* **Your objective**
Scan the data below for the string "scoped". Copy every line where it appears.

* **Raw records**
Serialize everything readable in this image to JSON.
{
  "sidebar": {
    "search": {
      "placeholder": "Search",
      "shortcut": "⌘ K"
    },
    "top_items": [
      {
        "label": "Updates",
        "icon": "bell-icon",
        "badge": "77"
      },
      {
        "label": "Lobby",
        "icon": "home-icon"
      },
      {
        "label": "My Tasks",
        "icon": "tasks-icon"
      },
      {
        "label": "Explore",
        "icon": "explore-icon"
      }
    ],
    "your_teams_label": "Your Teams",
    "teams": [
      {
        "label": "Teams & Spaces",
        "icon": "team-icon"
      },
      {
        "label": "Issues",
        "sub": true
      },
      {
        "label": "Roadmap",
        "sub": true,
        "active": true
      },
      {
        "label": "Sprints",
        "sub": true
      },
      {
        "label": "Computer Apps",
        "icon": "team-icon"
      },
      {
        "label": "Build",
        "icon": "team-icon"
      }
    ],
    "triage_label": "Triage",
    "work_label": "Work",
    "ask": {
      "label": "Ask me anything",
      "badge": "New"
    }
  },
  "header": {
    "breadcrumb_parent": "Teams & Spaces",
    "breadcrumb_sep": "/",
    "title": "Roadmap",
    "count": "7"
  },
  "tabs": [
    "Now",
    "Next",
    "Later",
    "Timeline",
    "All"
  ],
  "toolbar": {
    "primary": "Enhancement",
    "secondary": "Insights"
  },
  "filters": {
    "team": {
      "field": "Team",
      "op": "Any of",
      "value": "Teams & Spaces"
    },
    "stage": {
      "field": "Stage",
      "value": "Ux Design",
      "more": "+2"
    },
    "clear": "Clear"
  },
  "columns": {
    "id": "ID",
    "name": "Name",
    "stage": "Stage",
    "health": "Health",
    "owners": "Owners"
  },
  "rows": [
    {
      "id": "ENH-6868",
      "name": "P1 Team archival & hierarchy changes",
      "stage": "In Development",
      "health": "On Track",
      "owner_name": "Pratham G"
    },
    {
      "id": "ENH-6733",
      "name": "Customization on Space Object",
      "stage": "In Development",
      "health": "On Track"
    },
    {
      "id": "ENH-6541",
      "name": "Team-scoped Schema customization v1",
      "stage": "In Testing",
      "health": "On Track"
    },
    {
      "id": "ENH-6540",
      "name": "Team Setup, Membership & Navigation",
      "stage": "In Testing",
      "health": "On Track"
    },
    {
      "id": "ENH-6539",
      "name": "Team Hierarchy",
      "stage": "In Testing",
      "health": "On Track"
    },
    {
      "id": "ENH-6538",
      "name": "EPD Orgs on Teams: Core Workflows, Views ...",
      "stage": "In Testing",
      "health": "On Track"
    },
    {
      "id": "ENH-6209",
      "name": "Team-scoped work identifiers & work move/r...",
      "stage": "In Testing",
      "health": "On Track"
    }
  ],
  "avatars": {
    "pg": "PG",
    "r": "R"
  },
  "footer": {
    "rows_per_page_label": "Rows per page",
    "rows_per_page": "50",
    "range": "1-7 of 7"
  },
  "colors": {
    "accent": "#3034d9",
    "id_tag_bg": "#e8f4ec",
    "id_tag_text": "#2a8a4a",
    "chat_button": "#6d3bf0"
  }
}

* **Task solution**
      "name": "Team-scoped Schema customization v1",
      "name": "Team-scoped work identifiers & work move/r...",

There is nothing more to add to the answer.